— EXERCISE BRIEF —
In the material below, find every line with "from" and pull it out.

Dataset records
-*-

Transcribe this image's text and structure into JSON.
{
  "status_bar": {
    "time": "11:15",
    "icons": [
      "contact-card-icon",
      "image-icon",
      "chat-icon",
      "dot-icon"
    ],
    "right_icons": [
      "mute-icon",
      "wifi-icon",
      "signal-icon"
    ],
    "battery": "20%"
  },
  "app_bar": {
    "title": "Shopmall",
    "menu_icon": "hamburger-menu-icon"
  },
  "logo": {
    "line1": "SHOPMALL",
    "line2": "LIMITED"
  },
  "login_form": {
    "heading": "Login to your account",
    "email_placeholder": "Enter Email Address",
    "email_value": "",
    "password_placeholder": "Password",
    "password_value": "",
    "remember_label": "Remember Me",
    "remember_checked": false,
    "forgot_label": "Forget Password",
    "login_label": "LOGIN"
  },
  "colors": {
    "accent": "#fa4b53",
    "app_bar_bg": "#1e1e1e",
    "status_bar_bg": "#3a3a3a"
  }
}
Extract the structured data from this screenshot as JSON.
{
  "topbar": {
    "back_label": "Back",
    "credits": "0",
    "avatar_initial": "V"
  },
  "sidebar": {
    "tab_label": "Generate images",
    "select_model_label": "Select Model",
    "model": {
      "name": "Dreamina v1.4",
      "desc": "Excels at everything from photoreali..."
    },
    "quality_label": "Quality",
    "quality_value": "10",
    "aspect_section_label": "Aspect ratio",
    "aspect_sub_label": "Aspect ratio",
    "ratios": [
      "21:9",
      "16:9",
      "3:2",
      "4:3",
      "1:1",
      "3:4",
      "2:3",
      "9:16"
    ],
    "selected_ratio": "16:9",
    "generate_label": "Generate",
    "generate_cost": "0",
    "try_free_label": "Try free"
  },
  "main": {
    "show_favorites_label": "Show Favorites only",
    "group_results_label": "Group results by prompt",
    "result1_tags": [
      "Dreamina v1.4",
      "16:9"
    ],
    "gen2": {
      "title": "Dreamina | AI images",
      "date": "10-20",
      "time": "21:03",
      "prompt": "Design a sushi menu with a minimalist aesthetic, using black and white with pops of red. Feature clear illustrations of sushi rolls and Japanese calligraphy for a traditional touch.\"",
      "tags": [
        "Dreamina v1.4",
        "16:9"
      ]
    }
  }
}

-*-

— WRITTEN ANSWER —
Extract the structured data from this screenshot as JSON.
      "desc": "Excels at everything from photoreali..."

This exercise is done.